→ **Data for this task**
··········

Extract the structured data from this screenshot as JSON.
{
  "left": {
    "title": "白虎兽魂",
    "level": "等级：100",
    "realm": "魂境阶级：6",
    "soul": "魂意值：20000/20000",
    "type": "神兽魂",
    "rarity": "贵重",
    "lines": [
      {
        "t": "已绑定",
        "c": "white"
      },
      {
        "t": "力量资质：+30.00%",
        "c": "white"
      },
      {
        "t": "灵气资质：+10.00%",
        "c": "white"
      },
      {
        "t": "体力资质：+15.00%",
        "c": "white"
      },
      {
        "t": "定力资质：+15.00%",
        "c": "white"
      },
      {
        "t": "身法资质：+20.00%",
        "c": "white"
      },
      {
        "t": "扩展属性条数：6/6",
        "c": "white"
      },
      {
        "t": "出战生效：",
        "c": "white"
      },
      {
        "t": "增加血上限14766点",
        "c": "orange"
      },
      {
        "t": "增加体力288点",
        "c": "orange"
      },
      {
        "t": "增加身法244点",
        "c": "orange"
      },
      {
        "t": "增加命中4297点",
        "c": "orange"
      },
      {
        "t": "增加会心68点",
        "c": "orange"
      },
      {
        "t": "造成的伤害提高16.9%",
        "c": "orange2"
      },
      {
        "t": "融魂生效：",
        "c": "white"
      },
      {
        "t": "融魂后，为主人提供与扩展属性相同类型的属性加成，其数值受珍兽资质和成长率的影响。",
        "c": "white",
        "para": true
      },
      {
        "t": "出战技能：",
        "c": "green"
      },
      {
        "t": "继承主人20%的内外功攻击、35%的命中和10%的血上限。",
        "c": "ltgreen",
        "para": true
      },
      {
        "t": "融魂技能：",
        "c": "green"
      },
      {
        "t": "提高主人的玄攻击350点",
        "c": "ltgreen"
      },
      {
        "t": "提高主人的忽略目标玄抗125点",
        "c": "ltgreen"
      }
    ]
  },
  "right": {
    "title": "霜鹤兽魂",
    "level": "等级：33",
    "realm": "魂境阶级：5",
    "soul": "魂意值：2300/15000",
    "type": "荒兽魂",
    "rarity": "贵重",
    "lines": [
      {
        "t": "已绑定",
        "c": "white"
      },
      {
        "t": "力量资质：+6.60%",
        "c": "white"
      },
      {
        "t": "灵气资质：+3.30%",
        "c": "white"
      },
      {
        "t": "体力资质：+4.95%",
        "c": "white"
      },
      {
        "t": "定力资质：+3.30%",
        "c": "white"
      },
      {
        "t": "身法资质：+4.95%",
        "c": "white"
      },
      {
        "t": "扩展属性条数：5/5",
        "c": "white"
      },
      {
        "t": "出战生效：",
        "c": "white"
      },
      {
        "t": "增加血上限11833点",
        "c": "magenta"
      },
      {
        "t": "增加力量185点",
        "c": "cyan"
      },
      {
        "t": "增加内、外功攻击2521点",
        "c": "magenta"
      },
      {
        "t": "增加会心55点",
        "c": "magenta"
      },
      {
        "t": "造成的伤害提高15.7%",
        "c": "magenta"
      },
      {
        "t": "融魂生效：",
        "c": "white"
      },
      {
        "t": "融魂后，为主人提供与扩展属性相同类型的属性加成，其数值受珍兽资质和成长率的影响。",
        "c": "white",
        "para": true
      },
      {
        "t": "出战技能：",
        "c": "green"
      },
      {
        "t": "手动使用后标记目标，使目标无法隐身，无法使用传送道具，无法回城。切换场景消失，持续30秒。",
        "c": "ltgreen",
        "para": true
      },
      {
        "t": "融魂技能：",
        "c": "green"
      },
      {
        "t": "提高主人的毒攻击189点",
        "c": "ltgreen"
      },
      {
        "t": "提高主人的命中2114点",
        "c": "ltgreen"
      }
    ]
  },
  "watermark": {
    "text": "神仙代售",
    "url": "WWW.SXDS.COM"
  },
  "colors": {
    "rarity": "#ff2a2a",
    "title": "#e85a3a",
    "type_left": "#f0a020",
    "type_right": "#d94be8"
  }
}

··········

→ **Goal**
The records above are to be repeated exactly, in their entirety.

→ **Complete answer**
Extract the structured data from this screenshot as JSON.
{
  "left": {
    "title": "白虎兽魂",
    "level": "等级：100",
    "realm": "魂境阶级：6",
    "soul": "魂意值：20000/20000",
    "type": "神兽魂",
    "rarity": "贵重",
    "lines": [
      {
        "t": "已绑定",
        "c": "white"
      },
      {
        "t": "力量资质：+30.00%",
        "c": "white"
      },
      {
        "t": "灵气资质：+10.00%",
        "c": "white"
      },
      {
        "t": "体力资质：+15.00%",
        "c": "white"
      },
      {
        "t": "定力资质：+15.00%",
        "c": "white"
      },
      {
        "t": "身法资质：+20.00%",
        "c": "white"
      },
      {
        "t": "扩展属性条数：6/6",
        "c": "white"
      },
      {
        "t": "出战生效：",
        "c": "white"
      },
      {
        "t": "增加血上限14766点",
        "c": "orange"
      },
      {
        "t": "增加体力288点",
        "c": "orange"
      },
      {
        "t": "增加身法244点",
        "c": "orange"
      },
      {
        "t": "增加命中4297点",
        "c": "orange"
      },
      {
        "t": "增加会心68点",
        "c": "orange"
      },
      {
        "t": "造成的伤害提高16.9%",
        "c": "orange2"
      },
      {
        "t": "融魂生效：",
        "c": "white"
      },
      {
        "t": "融魂后，为主人提供与扩展属性相同类型的属性加成，其数值受珍兽资质和成长率的影响。",
        "c": "white",
        "para": true
      },
      {
        "t": "出战技能：",
        "c": "green"
      },
      {
        "t": "继承主人20%的内外功攻击、35%的命中和10%的血上限。",
        "c": "ltgreen",
        "para": true
      },
      {
        "t": "融魂技能：",
        "c": "green"
      },
      {
        "t": "提高主人的玄攻击350点",
        "c": "ltgreen"
      },
      {
        "t": "提高主人的忽略目标玄抗125点",
        "c": "ltgreen"
      }
    ]
  },
  "right": {
    "title": "霜鹤兽魂",
    "level": "等级：33",
    "realm": "魂境阶级：5",
    "soul": "魂意值：2300/15000",
    "type": "荒兽魂",
    "rarity": "贵重",
    "lines": [
      {
        "t": "已绑定",
        "c": "white"
      },
      {
        "t": "力量资质：+6.60%",
        "c": "white"
      },
      {
        "t": "灵气资质：+3.30%",
        "c": "white"
      },
      {
        "t": "体力资质：+4.95%",
        "c": "white"
      },
      {
        "t": "定力资质：+3.30%",
        "c": "white"
      },
      {
        "t": "身法资质：+4.95%",
        "c": "white"
      },
      {
        "t": "扩展属性条数：5/5",
        "c": "white"
      },
      {
        "t": "出战生效：",
        "c": "white"
      },
      {
        "t": "增加血上限11833点",
        "c": "magenta"
      },
      {
        "t": "增加力量185点",
        "c": "cyan"
      },
      {
        "t": "增加内、外功攻击2521点",
        "c": "magenta"
      },
      {
        "t": "增加会心55点",
        "c": "magenta"
      },
      {
        "t": "造成的伤害提高15.7%",
        "c": "magenta"
      },
      {
        "t": "融魂生效：",
        "c": "white"
      },
      {
        "t": "融魂后，为主人提供与扩展属性相同类型的属性加成，其数值受珍兽资质和成长率的影响。",
        "c": "white",
        "para": true
      },
      {
        "t": "出战技能：",
        "c": "green"
      },
      {
        "t": "手动使用后标记目标，使目标无法隐身，无法使用传送道具，无法回城。切换场景消失，持续30秒。",
        "c": "ltgreen",
        "para": true
      },
      {
        "t": "融魂技能：",
        "c": "green"
      },
      {
        "t": "提高主人的毒攻击189点",
        "c": "ltgreen"
      },
      {
        "t": "提高主人的命中2114点",
        "c": "ltgreen"
      }
    ]
  },
  "watermark": {
    "text": "神仙代售",
    "url": "WWW.SXDS.COM"
  },
  "colors": {
    "rarity": "#ff2a2a",
    "title": "#e85a3a",
    "type_left": "#f0a020",
    "type_right": "#d94be8"
  }
}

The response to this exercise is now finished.